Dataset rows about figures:
* start *

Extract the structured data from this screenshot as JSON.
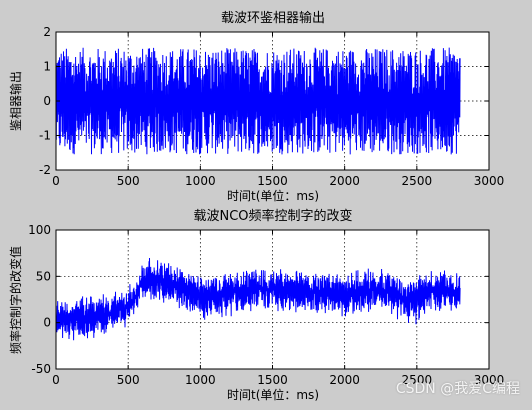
{
  "figure": {
    "background": "#cccccc",
    "plot_bg": "#ffffff",
    "line_color": "#0000ff"
  },
  "watermark": "CSDN @我爱C编程",
  "chart_data": [
    {
      "type": "line",
      "title": "载波环鉴相器输出",
      "xlabel": "时间t(单位：ms)",
      "ylabel": "鉴相器输出",
      "xlim": [
        0,
        3000
      ],
      "ylim": [
        -2,
        2
      ],
      "xticks": [
        0,
        500,
        1000,
        1500,
        2000,
        2500,
        3000
      ],
      "yticks": [
        -2,
        -1,
        0,
        1,
        2
      ],
      "grid": true,
      "series": [
        {
          "x_range": [
            0,
            2800
          ],
          "y_min": -1.55,
          "y_max": 1.55,
          "baseline": 0,
          "note_kind": "noise_band"
        }
      ]
    },
    {
      "type": "line",
      "title": "载波NCO频率控制字的改变",
      "xlabel": "时间t(单位：ms)",
      "ylabel": "频率控制字的改变值",
      "xlim": [
        0,
        3000
      ],
      "ylim": [
        -50,
        100
      ],
      "xticks": [
        0,
        500,
        1000,
        1500,
        2000,
        2500,
        3000
      ],
      "yticks": [
        -50,
        0,
        50,
        100
      ],
      "grid": true,
      "series": [
        {
          "x_range": [
            0,
            2800
          ],
          "envelope": [
            {
              "x": 0,
              "lo": -22,
              "hi": 28
            },
            {
              "x": 250,
              "lo": -18,
              "hi": 32
            },
            {
              "x": 500,
              "lo": -8,
              "hi": 40
            },
            {
              "x": 560,
              "lo": 8,
              "hi": 55
            },
            {
              "x": 600,
              "lo": 22,
              "hi": 72
            },
            {
              "x": 750,
              "lo": 18,
              "hi": 70
            },
            {
              "x": 900,
              "lo": 12,
              "hi": 58
            },
            {
              "x": 1050,
              "lo": 0,
              "hi": 55
            },
            {
              "x": 1200,
              "lo": 5,
              "hi": 58
            },
            {
              "x": 1400,
              "lo": 12,
              "hi": 62
            },
            {
              "x": 1600,
              "lo": 8,
              "hi": 60
            },
            {
              "x": 1800,
              "lo": 5,
              "hi": 58
            },
            {
              "x": 2000,
              "lo": 5,
              "hi": 55
            },
            {
              "x": 2200,
              "lo": 10,
              "hi": 62
            },
            {
              "x": 2350,
              "lo": 5,
              "hi": 60
            },
            {
              "x": 2450,
              "lo": -8,
              "hi": 52
            },
            {
              "x": 2600,
              "lo": 8,
              "hi": 60
            },
            {
              "x": 2800,
              "lo": 10,
              "hi": 58
            }
          ]
        }
      ]
    }
  ]
}
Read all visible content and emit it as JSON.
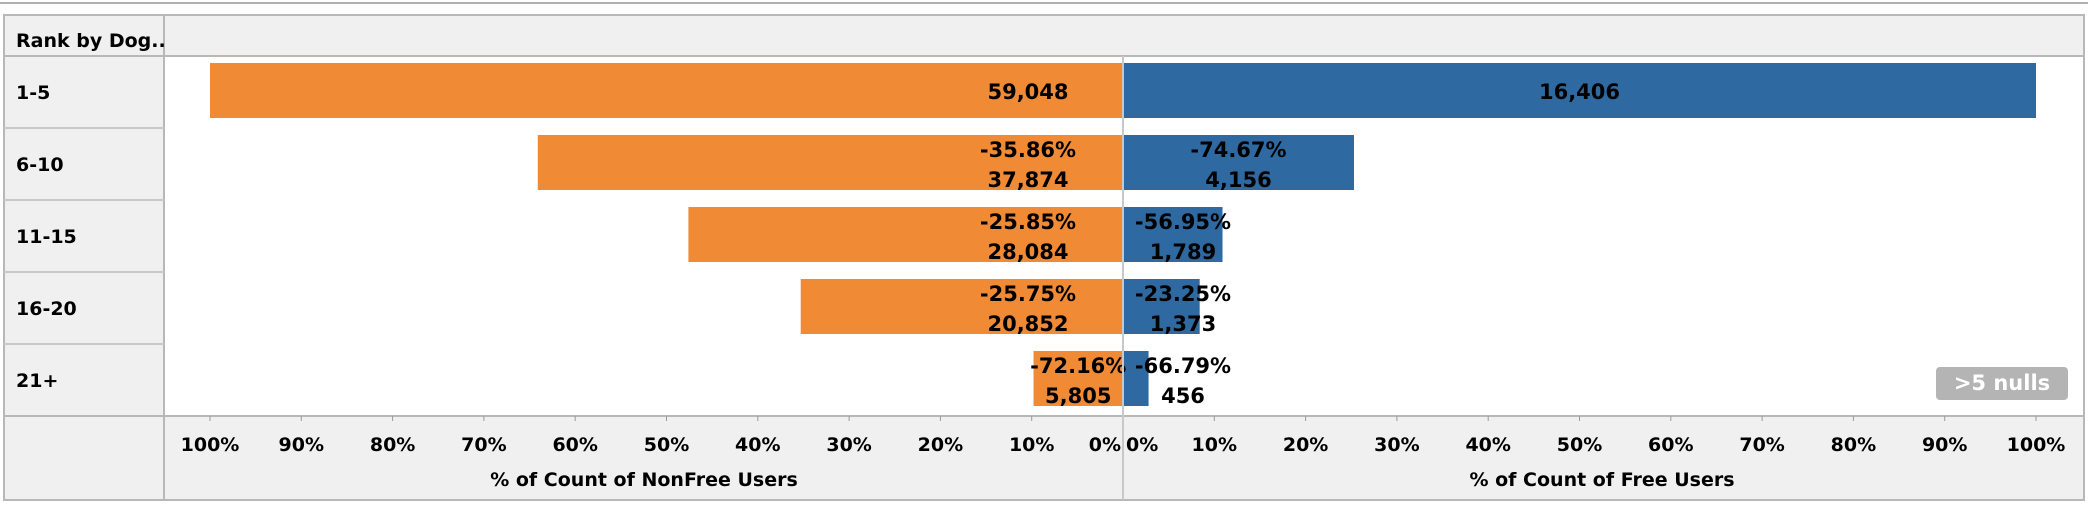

* end *

Please transcribe the material above exactly as written. Leave the pictures out.

**Answer to this task**
Extract the structured data from this screenshot as JSON.
{
  "figure": {
    "background": "#cccccc",
    "plot_bg": "#ffffff",
    "line_color": "#0000ff"
  },
  "watermark": "CSDN @我爱C编程",
  "chart_data": [
    {
      "type": "line",
      "title": "载波环鉴相器输出",
      "xlabel": "时间t(单位：ms)",
      "ylabel": "鉴相器输出",
      "xlim": [
        0,
        3000
      ],
      "ylim": [
        -2,
        2
      ],
      "xticks": [
        0,
        500,
        1000,
        1500,
        2000,
        2500,
        3000
      ],
      "yticks": [
        -2,
        -1,
        0,
        1,
        2
      ],
      "grid": true,
      "series": [
        {
          "x_range": [
            0,
            2800
          ],
          "y_min": -1.55,
          "y_max": 1.55,
          "baseline": 0,
          "note_kind": "noise_band"
        }
      ]
    },
    {
      "type": "line",
      "title": "载波NCO频率控制字的改变",
      "xlabel": "时间t(单位：ms)",
      "ylabel": "频率控制字的改变值",
      "xlim": [
        0,
        3000
      ],
      "ylim": [
        -50,
        100
      ],
      "xticks": [
        0,
        500,
        1000,
        1500,
        2000,
        2500,
        3000
      ],
      "yticks": [
        -50,
        0,
        50,
        100
      ],
      "grid": true,
      "series": [
        {
          "x_range": [
            0,
            2800
          ],
          "envelope": [
            {
              "x": 0,
              "lo": -22,
              "hi": 28
            },
            {
              "x": 250,
              "lo": -18,
              "hi": 32
            },
            {
              "x": 500,
              "lo": -8,
              "hi": 40
            },
            {
              "x": 560,
              "lo": 8,
              "hi": 55
            },
            {
              "x": 600,
              "lo": 22,
              "hi": 72
            },
            {
              "x": 750,
              "lo": 18,
              "hi": 70
            },
            {
              "x": 900,
              "lo": 12,
              "hi": 58
            },
            {
              "x": 1050,
              "lo": 0,
              "hi": 55
            },
            {
              "x": 1200,
              "lo": 5,
              "hi": 58
            },
            {
              "x": 1400,
              "lo": 12,
              "hi": 62
            },
            {
              "x": 1600,
              "lo": 8,
              "hi": 60
            },
            {
              "x": 1800,
              "lo": 5,
              "hi": 58
            },
            {
              "x": 2000,
              "lo": 5,
              "hi": 55
            },
            {
              "x": 2200,
              "lo": 10,
              "hi": 62
            },
            {
              "x": 2350,
              "lo": 5,
              "hi": 60
            },
            {
              "x": 2450,
              "lo": -8,
              "hi": 52
            },
            {
              "x": 2600,
              "lo": 8,
              "hi": 60
            },
            {
              "x": 2800,
              "lo": 10,
              "hi": 58
            }
          ]
        }
      ]
    }
  ]
}
Read all visible content and emit it as JSON.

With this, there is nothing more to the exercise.